[Stored data]
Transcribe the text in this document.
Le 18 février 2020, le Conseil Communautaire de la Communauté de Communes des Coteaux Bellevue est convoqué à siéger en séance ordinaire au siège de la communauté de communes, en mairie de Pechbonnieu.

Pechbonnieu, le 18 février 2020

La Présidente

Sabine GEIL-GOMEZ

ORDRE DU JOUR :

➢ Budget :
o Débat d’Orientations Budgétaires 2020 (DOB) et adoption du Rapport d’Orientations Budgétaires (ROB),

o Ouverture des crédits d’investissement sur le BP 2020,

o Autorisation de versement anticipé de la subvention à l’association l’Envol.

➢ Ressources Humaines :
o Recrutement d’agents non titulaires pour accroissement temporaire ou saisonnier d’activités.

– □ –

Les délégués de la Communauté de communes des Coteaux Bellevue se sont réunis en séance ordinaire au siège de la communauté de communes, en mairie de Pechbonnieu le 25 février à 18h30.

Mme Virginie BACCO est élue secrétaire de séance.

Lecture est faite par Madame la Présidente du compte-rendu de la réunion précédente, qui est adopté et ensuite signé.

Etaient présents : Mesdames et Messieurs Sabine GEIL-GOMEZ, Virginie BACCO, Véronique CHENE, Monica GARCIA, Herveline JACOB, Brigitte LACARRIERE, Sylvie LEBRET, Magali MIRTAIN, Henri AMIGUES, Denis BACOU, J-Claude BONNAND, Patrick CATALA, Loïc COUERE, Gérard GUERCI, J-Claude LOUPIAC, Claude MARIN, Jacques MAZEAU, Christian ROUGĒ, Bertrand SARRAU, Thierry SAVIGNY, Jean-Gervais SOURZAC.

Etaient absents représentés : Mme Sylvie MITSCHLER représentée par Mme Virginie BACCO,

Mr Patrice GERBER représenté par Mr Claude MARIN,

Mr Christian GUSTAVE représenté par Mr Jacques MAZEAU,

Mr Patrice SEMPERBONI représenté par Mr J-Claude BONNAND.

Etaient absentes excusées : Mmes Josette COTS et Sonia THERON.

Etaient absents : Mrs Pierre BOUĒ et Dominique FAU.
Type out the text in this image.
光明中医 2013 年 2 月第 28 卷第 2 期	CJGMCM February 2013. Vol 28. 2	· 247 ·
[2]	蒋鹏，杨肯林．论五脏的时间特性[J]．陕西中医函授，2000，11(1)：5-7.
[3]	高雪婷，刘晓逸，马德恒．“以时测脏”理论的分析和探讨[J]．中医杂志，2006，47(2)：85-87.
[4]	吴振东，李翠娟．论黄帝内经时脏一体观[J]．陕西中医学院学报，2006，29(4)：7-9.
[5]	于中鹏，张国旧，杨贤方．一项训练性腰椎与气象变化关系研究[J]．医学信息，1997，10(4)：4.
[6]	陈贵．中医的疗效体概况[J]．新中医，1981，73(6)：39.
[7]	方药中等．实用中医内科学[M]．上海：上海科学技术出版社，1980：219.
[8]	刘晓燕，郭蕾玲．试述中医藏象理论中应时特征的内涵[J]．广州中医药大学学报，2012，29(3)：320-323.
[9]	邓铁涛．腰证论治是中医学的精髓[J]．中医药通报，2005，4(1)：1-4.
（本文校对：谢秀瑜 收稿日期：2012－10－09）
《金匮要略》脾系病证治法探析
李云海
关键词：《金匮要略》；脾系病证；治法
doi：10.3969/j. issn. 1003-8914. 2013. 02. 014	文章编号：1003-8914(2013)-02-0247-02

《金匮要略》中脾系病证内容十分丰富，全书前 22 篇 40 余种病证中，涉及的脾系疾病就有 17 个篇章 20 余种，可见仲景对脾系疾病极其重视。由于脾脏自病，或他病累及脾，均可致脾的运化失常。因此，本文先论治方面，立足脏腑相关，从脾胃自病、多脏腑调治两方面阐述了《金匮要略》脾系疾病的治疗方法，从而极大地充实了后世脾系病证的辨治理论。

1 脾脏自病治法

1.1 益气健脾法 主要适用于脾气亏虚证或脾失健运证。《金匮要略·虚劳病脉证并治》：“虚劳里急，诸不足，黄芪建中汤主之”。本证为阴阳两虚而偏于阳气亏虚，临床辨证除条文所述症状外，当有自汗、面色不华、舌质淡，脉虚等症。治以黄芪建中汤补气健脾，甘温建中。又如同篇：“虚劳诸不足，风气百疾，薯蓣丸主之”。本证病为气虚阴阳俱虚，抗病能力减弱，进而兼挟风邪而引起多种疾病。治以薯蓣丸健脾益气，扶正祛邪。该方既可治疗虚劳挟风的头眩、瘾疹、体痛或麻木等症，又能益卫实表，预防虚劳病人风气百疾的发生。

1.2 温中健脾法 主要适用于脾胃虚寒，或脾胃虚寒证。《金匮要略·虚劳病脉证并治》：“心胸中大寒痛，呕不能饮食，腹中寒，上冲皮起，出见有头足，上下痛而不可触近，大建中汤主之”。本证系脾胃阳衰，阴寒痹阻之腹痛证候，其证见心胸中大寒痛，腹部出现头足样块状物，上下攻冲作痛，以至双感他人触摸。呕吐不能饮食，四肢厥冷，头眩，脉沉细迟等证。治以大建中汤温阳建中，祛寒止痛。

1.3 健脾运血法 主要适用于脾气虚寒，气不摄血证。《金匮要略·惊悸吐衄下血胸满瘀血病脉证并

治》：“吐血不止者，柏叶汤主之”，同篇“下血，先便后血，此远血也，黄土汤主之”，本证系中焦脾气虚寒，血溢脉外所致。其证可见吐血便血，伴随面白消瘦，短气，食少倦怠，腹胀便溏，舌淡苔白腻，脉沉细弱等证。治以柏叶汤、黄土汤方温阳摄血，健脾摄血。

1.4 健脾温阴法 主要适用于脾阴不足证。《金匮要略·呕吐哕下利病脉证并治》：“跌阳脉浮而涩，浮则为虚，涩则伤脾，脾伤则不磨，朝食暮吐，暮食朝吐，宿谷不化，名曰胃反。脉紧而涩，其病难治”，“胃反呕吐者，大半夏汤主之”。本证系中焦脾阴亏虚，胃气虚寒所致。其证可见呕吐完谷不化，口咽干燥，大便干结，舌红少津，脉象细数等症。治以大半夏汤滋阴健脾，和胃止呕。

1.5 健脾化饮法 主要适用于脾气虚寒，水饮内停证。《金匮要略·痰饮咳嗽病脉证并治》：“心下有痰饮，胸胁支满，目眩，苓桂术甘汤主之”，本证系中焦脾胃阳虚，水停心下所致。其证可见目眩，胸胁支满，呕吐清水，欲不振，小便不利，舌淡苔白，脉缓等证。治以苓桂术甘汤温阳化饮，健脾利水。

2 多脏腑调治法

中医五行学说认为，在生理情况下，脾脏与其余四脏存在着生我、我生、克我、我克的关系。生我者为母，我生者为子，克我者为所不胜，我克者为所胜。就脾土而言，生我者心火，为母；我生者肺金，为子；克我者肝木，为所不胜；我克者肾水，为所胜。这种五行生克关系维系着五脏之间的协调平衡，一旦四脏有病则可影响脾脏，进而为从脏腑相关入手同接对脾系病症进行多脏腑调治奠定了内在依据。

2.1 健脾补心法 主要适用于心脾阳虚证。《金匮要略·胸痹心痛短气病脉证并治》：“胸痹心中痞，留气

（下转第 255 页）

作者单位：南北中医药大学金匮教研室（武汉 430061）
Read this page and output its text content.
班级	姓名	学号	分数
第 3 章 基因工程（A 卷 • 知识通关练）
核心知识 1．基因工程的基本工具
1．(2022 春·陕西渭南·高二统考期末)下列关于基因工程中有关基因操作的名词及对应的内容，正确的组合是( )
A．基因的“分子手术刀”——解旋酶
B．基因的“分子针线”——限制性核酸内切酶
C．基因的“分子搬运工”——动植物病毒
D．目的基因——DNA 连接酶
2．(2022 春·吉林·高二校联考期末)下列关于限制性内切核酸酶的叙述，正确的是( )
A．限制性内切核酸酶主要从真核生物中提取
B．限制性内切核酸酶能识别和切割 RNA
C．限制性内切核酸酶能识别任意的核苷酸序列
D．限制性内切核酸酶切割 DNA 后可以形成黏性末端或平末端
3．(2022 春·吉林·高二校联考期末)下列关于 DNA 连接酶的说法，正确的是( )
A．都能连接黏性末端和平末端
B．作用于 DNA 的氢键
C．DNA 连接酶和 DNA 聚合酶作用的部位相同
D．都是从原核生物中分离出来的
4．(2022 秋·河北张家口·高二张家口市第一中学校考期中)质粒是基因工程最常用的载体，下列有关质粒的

- **SHORT PROBLEM**
From the listing above, collect each line in which the string "BACCO" appears.

- **RESULT OF THIS EXERCISE**
Mme Virginie BACCO est élue secrétaire de séance.
Etaient présents : Mesdames et Messieurs Sabine GEIL-GOMEZ, Virginie BACCO, Véronique CHENE, Monica GARCIA, Herveline JACOB, Brigitte LACARRIERE, Sylvie LEBRET, Magali MIRTAIN, Henri AMIGUES, Denis BACOU, J-Claude BONNAND, Patrick CATALA, Loïc COUERE, Gérard GUERCI, J-Claude LOUPIAC, Claude MARIN, Jacques MAZEAU, Christian ROUGĒ, Bertrand SARRAU, Thierry SAVIGNY, Jean-Gervais SOURZAC.
Etaient absents représentés : Mme Sylvie MITSCHLER représentée par Mme Virginie BACCO,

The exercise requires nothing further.